* Layout element annotations:
━━━━━━━━
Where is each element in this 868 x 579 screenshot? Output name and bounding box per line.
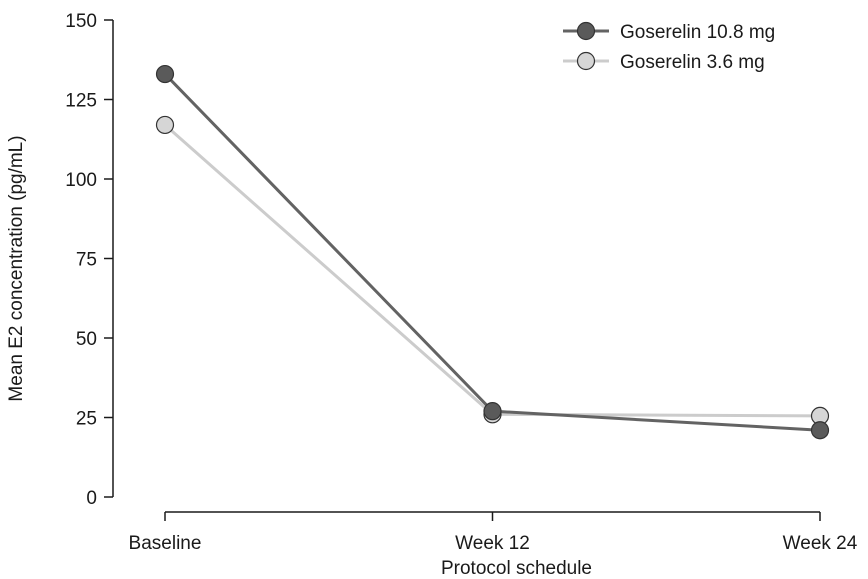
legend-item: Goserelin 10.8 mg: [563, 21, 775, 43]
data-point: [155, 64, 175, 84]
data-point: [483, 402, 502, 421]
legend-item: Goserelin 3.6 mg: [563, 51, 765, 73]
legend-label: Goserelin 3.6 mg: [620, 52, 765, 73]
y-tick-label: 0: [86, 488, 97, 509]
legend-marker: [576, 51, 596, 71]
x-axis: Baseline Week 12 Week 24: [129, 511, 858, 554]
y-tick-label: 25: [76, 409, 97, 430]
series-line: [164, 123, 821, 418]
legend-label: Goserelin 10.8 mg: [620, 22, 775, 43]
x-tick-label: Week 24: [783, 533, 858, 554]
series-line: [163, 73, 821, 432]
series-layer: [155, 64, 830, 440]
legend-marker: [576, 21, 596, 41]
y-axis: 0 25 50 75 100 125 150: [65, 11, 114, 509]
data-point: [155, 115, 175, 135]
series-0: [155, 64, 830, 440]
y-tick-label: 75: [76, 250, 97, 271]
data-point: [810, 421, 830, 440]
x-tick-label: Baseline: [129, 533, 202, 554]
x-tick-label: Week 12: [455, 533, 530, 554]
y-tick-label: 50: [76, 329, 97, 350]
y-tick-label: 150: [65, 11, 97, 32]
series-1: [155, 115, 830, 426]
x-axis-title: Protocol schedule: [441, 558, 592, 579]
y-tick-label: 100: [65, 170, 97, 191]
y-axis-title: Mean E2 concentration (pg/mL): [6, 135, 27, 401]
legend: Goserelin 10.8 mg Goserelin 3.6 mg: [563, 21, 775, 73]
y-tick-label: 125: [65, 91, 97, 112]
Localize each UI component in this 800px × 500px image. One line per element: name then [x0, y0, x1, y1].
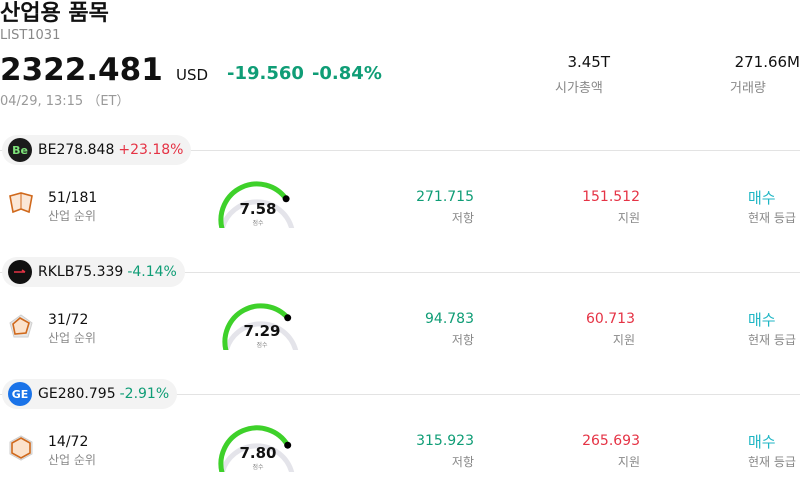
support-value: 265.693 [582, 433, 640, 449]
resistance-label: 저항 [451, 333, 474, 347]
industry-rank-value: 31/72 [48, 312, 89, 328]
resistance-label: 저항 [451, 455, 474, 469]
industry-rank-label: 산업 순위 [48, 209, 96, 223]
price-change: -19.560 -0.84% [227, 63, 390, 84]
gauge-track [219, 443, 295, 476]
page-title: 산업용 품목 [0, 1, 109, 26]
stock-row[interactable]: GE GE 280.795 -2.91% 14/72 산업 순위 7.80 점수 315.92… [0, 378, 800, 500]
support-label: 지원 [617, 455, 640, 469]
resistance-value: 271.715 [416, 189, 474, 205]
score-value: 7.29 [243, 322, 281, 340]
gauge-fill [218, 181, 289, 232]
stock-row[interactable]: RKLB 75.339 -4.14% 31/72 산업 순위 7.29 점수 94.783 저… [0, 256, 800, 378]
rating-status-label: 현재 등급 [748, 211, 796, 225]
index-price: 2322.481 [0, 52, 163, 88]
stock-chip[interactable]: GE GE 280.795 -2.91% [2, 379, 178, 409]
score-gauge [219, 300, 309, 354]
score-label: 점수 [252, 220, 264, 227]
stock-chip[interactable]: Be BE 278.848 +23.18% [2, 135, 192, 165]
stock-change-percent: -4.14% [127, 264, 177, 280]
stock-change-percent: -2.91% [119, 386, 170, 402]
industry-rank-icon [7, 190, 35, 218]
ticker: RKLB [38, 264, 75, 280]
industry-rank-icon [7, 312, 35, 340]
ticker: BE [38, 142, 57, 158]
industry-rank-label: 산업 순위 [48, 331, 96, 345]
score-value: 7.80 [239, 444, 277, 462]
stock-price: 75.339 [74, 264, 124, 280]
company-logo-icon [8, 260, 32, 284]
stock-chip[interactable]: RKLB 75.339 -4.14% [2, 257, 185, 287]
industry-rank-label: 산업 순위 [48, 453, 96, 467]
gauge-marker [284, 441, 292, 449]
gauge-track [219, 199, 295, 232]
support-value: 60.713 [586, 311, 635, 327]
support-label: 지원 [617, 211, 640, 225]
market-cap-label: 시가총액 [555, 81, 603, 96]
score-value: 7.58 [239, 200, 277, 218]
list-code: LIST1031 [0, 28, 61, 43]
volume-label: 거래량 [730, 81, 766, 96]
stock-change-percent: +23.18% [118, 142, 184, 158]
gauge-fill [218, 425, 291, 476]
rating-button[interactable]: 매수 [748, 189, 776, 207]
rating-status-label: 현재 등급 [748, 333, 796, 347]
company-logo-icon: Be [8, 138, 32, 162]
rating-button[interactable]: 매수 [748, 311, 776, 329]
stock-row[interactable]: Be BE 278.848 +23.18% 51/181 산업 순위 7.58 점수 271.… [0, 134, 800, 256]
market-cap-value: 3.45T [567, 53, 610, 71]
volume-value: 271.66M [734, 53, 800, 71]
gauge-marker [282, 195, 290, 203]
rating-status-label: 현재 등급 [748, 455, 796, 469]
resistance-value: 315.923 [416, 433, 474, 449]
support-value: 151.512 [582, 189, 640, 205]
gauge-track [223, 321, 299, 354]
row-divider [0, 150, 800, 151]
industry-rank-value: 14/72 [48, 434, 89, 450]
rating-button[interactable]: 매수 [748, 433, 776, 451]
company-logo-icon: GE [8, 382, 32, 406]
gauge-marker [284, 314, 292, 322]
industry-rank-icon [7, 434, 35, 462]
row-divider [0, 394, 800, 395]
change-percent: -0.84% [311, 63, 382, 84]
resistance-label: 저항 [451, 211, 474, 225]
score-label: 점수 [252, 464, 264, 471]
score-label: 점수 [256, 342, 268, 349]
score-gauge [215, 178, 305, 232]
resistance-value: 94.783 [425, 311, 474, 327]
score-gauge [215, 422, 305, 476]
timestamp: 04/29, 13:15 （ET） [0, 94, 130, 109]
ticker: GE [38, 386, 58, 402]
stock-price: 280.795 [57, 386, 116, 402]
stock-price: 278.848 [56, 142, 115, 158]
industry-rank-value: 51/181 [48, 190, 98, 206]
change-value: -19.560 [227, 63, 304, 84]
support-label: 지원 [612, 333, 635, 347]
currency-label: USD [176, 66, 209, 84]
row-divider [0, 272, 800, 273]
gauge-fill [222, 303, 291, 354]
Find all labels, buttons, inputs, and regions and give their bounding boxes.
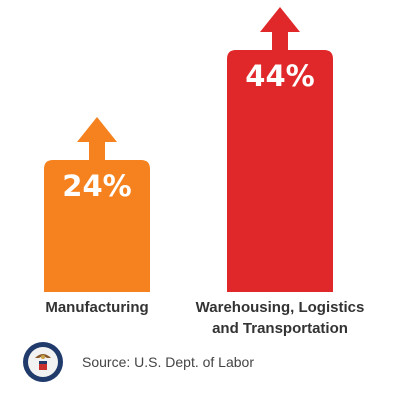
━━━━━━━━
* Do this: Could you write out all of these entries again with each "row-divider" changed to "row-separator", everything else kept the same and the pictures left out?

* Reply to the task:
Where is each element in this 868 x 579 screenshot? Output name and bounding box per line.
legend-item: Goserelin 10.8 mg: [563, 21, 775, 43]
data-point: [155, 64, 175, 84]
data-point: [483, 402, 502, 421]
legend-item: Goserelin 3.6 mg: [563, 51, 765, 73]
legend-label: Goserelin 3.6 mg: [620, 52, 765, 73]
y-tick-label: 0: [86, 488, 97, 509]
legend-marker: [576, 51, 596, 71]
x-axis: Baseline Week 12 Week 24: [129, 511, 858, 554]
y-tick-label: 25: [76, 409, 97, 430]
series-line: [164, 123, 821, 418]
legend-label: Goserelin 10.8 mg: [620, 22, 775, 43]
x-tick-label: Week 24: [783, 533, 858, 554]
series-line: [163, 73, 821, 432]
series-layer: [155, 64, 830, 440]
legend-marker: [576, 21, 596, 41]
y-axis: 0 25 50 75 100 125 150: [65, 11, 114, 509]
data-point: [155, 115, 175, 135]
series-0: [155, 64, 830, 440]
y-tick-label: 75: [76, 250, 97, 271]
data-point: [810, 421, 830, 440]
x-tick-label: Baseline: [129, 533, 202, 554]
x-tick-label: Week 12: [455, 533, 530, 554]
y-tick-label: 50: [76, 329, 97, 350]
y-tick-label: 150: [65, 11, 97, 32]
series-1: [155, 115, 830, 426]
x-axis-title: Protocol schedule: [441, 558, 592, 579]
y-tick-label: 100: [65, 170, 97, 191]
y-axis-title: Mean E2 concentration (pg/mL): [6, 135, 27, 401]
legend: Goserelin 10.8 mg Goserelin 3.6 mg: [563, 21, 775, 73]
y-tick-label: 125: [65, 91, 97, 112]
Localize each UI component in this 800px × 500px image. One line per element: name then [x0, y0, x1, y1].
support-value: 265.693 [582, 433, 640, 449]
resistance-label: 저항 [451, 333, 474, 347]
industry-rank-value: 31/72 [48, 312, 89, 328]
resistance-label: 저항 [451, 455, 474, 469]
industry-rank-label: 산업 순위 [48, 209, 96, 223]
price-change: -19.560 -0.84% [227, 63, 390, 84]
gauge-track [219, 443, 295, 476]
page-title: 산업용 품목 [0, 1, 109, 26]
stock-row[interactable]: GE GE 280.795 -2.91% 14/72 산업 순위 7.80 점수 315.92… [0, 378, 800, 500]
support-label: 지원 [617, 455, 640, 469]
resistance-value: 271.715 [416, 189, 474, 205]
score-value: 7.29 [243, 322, 281, 340]
gauge-fill [218, 181, 289, 232]
stock-row[interactable]: RKLB 75.339 -4.14% 31/72 산업 순위 7.29 점수 94.783 저… [0, 256, 800, 378]
rating-status-label: 현재 등급 [748, 211, 796, 225]
index-price: 2322.481 [0, 52, 163, 88]
stock-chip[interactable]: GE GE 280.795 -2.91% [2, 379, 178, 409]
score-gauge [219, 300, 309, 354]
score-label: 점수 [252, 220, 264, 227]
stock-chip[interactable]: Be BE 278.848 +23.18% [2, 135, 192, 165]
stock-change-percent: -4.14% [127, 264, 177, 280]
stock-change-percent: -2.91% [119, 386, 170, 402]
industry-rank-icon [7, 190, 35, 218]
ticker: RKLB [38, 264, 75, 280]
industry-rank-icon [7, 312, 35, 340]
ticker: BE [38, 142, 57, 158]
industry-rank-label: 산업 순위 [48, 331, 96, 345]
score-value: 7.80 [239, 444, 277, 462]
stock-price: 75.339 [74, 264, 124, 280]
company-logo-icon [8, 260, 32, 284]
stock-chip[interactable]: RKLB 75.339 -4.14% [2, 257, 185, 287]
industry-rank-label: 산업 순위 [48, 453, 96, 467]
gauge-marker [284, 441, 292, 449]
gauge-track [219, 199, 295, 232]
support-value: 60.713 [586, 311, 635, 327]
support-label: 지원 [617, 211, 640, 225]
market-cap-label: 시가총액 [555, 81, 603, 96]
score-value: 7.58 [239, 200, 277, 218]
list-code: LIST1031 [0, 28, 61, 43]
volume-label: 거래량 [730, 81, 766, 96]
stock-change-percent: +23.18% [118, 142, 184, 158]
gauge-fill [218, 425, 291, 476]
rating-button[interactable]: 매수 [748, 189, 776, 207]
rating-status-label: 현재 등급 [748, 333, 796, 347]
company-logo-icon: Be [8, 138, 32, 162]
rating-button[interactable]: 매수 [748, 311, 776, 329]
stock-row[interactable]: Be BE 278.848 +23.18% 51/181 산업 순위 7.58 점수 271.… [0, 134, 800, 256]
market-cap-value: 3.45T [567, 53, 610, 71]
volume-value: 271.66M [734, 53, 800, 71]
gauge-marker [282, 195, 290, 203]
rating-status-label: 현재 등급 [748, 455, 796, 469]
resistance-value: 315.923 [416, 433, 474, 449]
support-value: 151.512 [582, 189, 640, 205]
gauge-track [223, 321, 299, 354]
row-separator [0, 150, 800, 151]
industry-rank-value: 14/72 [48, 434, 89, 450]
rating-button[interactable]: 매수 [748, 433, 776, 451]
company-logo-icon: GE [8, 382, 32, 406]
gauge-marker [284, 314, 292, 322]
industry-rank-icon [7, 434, 35, 462]
row-separator [0, 394, 800, 395]
change-percent: -0.84% [311, 63, 382, 84]
resistance-label: 저항 [451, 211, 474, 225]
score-label: 점수 [252, 464, 264, 471]
score-label: 점수 [256, 342, 268, 349]
score-gauge [215, 178, 305, 232]
resistance-value: 94.783 [425, 311, 474, 327]
score-gauge [215, 422, 305, 476]
timestamp: 04/29, 13:15 （ET） [0, 94, 130, 109]
ticker: GE [38, 386, 58, 402]
stock-price: 280.795 [57, 386, 116, 402]
stock-price: 278.848 [56, 142, 115, 158]
industry-rank-value: 51/181 [48, 190, 98, 206]
change-value: -19.560 [227, 63, 304, 84]
support-label: 지원 [612, 333, 635, 347]
currency-label: USD [176, 66, 209, 84]
row-separator [0, 272, 800, 273]
gauge-fill [222, 303, 291, 354]
Find all labels, buttons, inputs, and regions and give their bounding boxes.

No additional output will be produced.